[Stored records]
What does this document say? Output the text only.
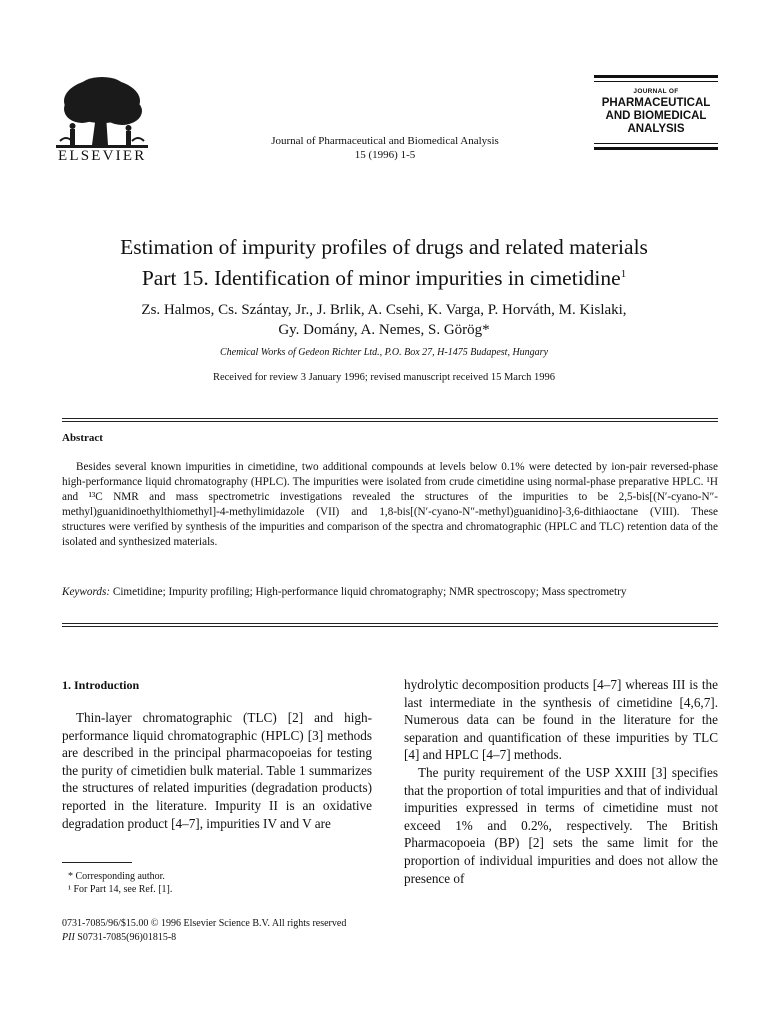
ELSEVIER
Journal of Pharmaceutical and Biomedical Analysis
15 (1996) 1-5
JOURNAL OF
PHARMACEUTICAL
AND BIOMEDICAL
ANALYSIS
Estimation of impurity profiles of drugs and related materials
Part 15. Identification of minor impurities in cimetidine$^1$
Zs. Halmos, Cs. Szántay, Jr., J. Brlik, A. Csehi, K. Varga, P. Horváth, M. Kislaki,
Gy. Domány, A. Nemes, S. Görög*
Chemical Works of Gedeon Richter Ltd., P.O. Box 27, H-1475 Budapest, Hungary
Received for review 3 January 1996; revised manuscript received 15 March 1996
Abstract

Besides several known impurities in cimetidine, two additional compounds at levels below 0.1% were detected by ion-pair reversed-phase high-performance liquid chromatography (HPLC). The impurities were isolated from crude cimetidine using normal-phase preparative HPLC. ¹H and ¹³C NMR and mass spectrometric investigations revealed the structures of the impurities to be 2,5-bis[(N′-cyano-N″-methyl)guanidinoethylthiomethyl]-4-methylimidazole (VII) and 1,8-bis[(N′-cyano-N″-methyl)guanidino]-3,6-dithiaoctane (VIII). These structures were verified by synthesis of the impurities and comparison of the spectra and chromatographic (HPLC and TLC) retention data of the isolated and synthesized materials.

Keywords: Cimetidine; Impurity profiling; High-performance liquid chromatography; NMR spectroscopy; Mass spectrometry
1. Introduction

Thin-layer chromatographic (TLC) [2] and high-performance liquid chromatographic (HPLC) [3] methods are described in the principal pharmacopoeias for testing the purity of cimetidien bulk material. Table 1 summarizes the structures of related impurities (degradation products) reported in the literature. Impurity II is an oxidative degradation product [4–7], impurities IV and V are

hydrolytic decomposition products [4–7] whereas III is the last intermediate in the synthesis of cimetidine [4,6,7]. Numerous data can be found in the literature for the separation and quantification of these impurities by TLC [4] and HPLC [4–7] methods.

The purity requirement of the USP XXIII [3] specifies that the proportion of total impurities and that of individual impurities expressed in terms of cimetidine must not exceed 1% and 0.2%, respectively. The British Pharmacopoeia (BP) [2] sets the same limit for the proportion of individual impurities and does not allow the presence of

* Corresponding author.
¹ For Part 14, see Ref. [1].
0731-7085/96/$15.00 © 1996 Elsevier Science B.V. All rights reserved
PII S0731-7085(96)01815-8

* Problem:
Identify and copy all lines with the word "Part".

* Written solution:
Part 15. Identification of minor impurities in cimetidine$^1$
¹ For Part 14, see Ref. [1].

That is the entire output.